## [Task]
Extract the lines that hold the string "Significant".

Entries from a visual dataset
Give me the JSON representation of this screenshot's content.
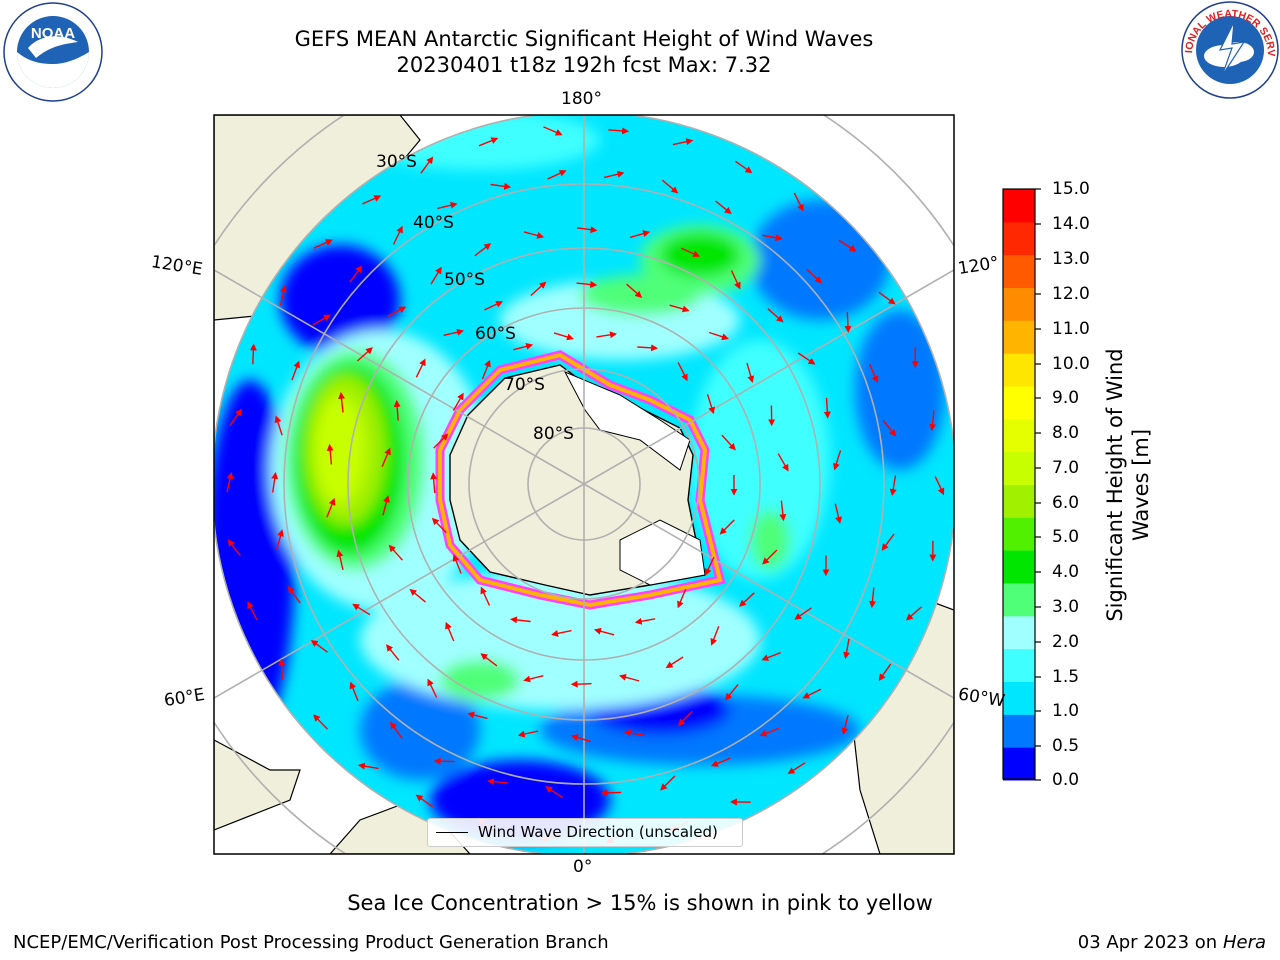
{
  "header": {
    "title_line1": "GEFS MEAN Antarctic Significant Height of Wind Waves",
    "title_line2": "20230401 t18z 192h fcst   Max: 7.32"
  },
  "logos": {
    "left": {
      "text": "NOAA",
      "ring_text": "NATIONAL OCEANIC AND ATMOSPHERIC ADMINISTRATION · U.S. DEPARTMENT OF COMMERCE"
    },
    "right": {
      "ring_text": "NATIONAL WEATHER SERVICE"
    }
  },
  "map": {
    "longitude_labels": [
      "180°",
      "120°E",
      "120°",
      "60°E",
      "60°W",
      "0°"
    ],
    "latitude_labels": [
      "30°S",
      "40°S",
      "50°S",
      "60°S",
      "70°S",
      "80°S"
    ],
    "legend_entry": "Wind Wave Direction (unscaled)",
    "arrow_color": "#ff0000",
    "land_color": "#efefdb",
    "ice_edge_colors": [
      "#ff40ff",
      "#ffb000",
      "#ffff00"
    ]
  },
  "colorbar": {
    "label": "Significant Height of Wind Waves [m]",
    "label_line1": "Significant Height of Wind",
    "label_line2": "Waves [m]",
    "ticks": [
      "15.0",
      "14.0",
      "13.0",
      "12.0",
      "11.0",
      "10.0",
      "9.0",
      "8.0",
      "7.0",
      "6.0",
      "5.0",
      "4.0",
      "3.0",
      "2.0",
      "1.5",
      "1.0",
      "0.5",
      "0.0"
    ],
    "colors_bottom_to_top": [
      "#0000ff",
      "#0078ff",
      "#00e6ff",
      "#40ffff",
      "#a0ffff",
      "#50ff78",
      "#00e600",
      "#50f000",
      "#a0f000",
      "#c8ff00",
      "#e6ff00",
      "#ffff00",
      "#ffe600",
      "#ffb400",
      "#ff8c00",
      "#ff5a00",
      "#ff2800",
      "#ff0000"
    ]
  },
  "caption": "Sea Ice Concentration > 15% is shown in pink to yellow",
  "footer": {
    "left": "NCEP/EMC/Verification Post Processing Product Generation Branch",
    "right_prefix": "03 Apr 2023 on ",
    "right_machine": "Hera"
  }
}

## [Output below]
    "title_line1": "GEFS MEAN Antarctic Significant Height of Wind Waves",
    "label": "Significant Height of Wind Waves [m]",
    "label_line1": "Significant Height of Wind",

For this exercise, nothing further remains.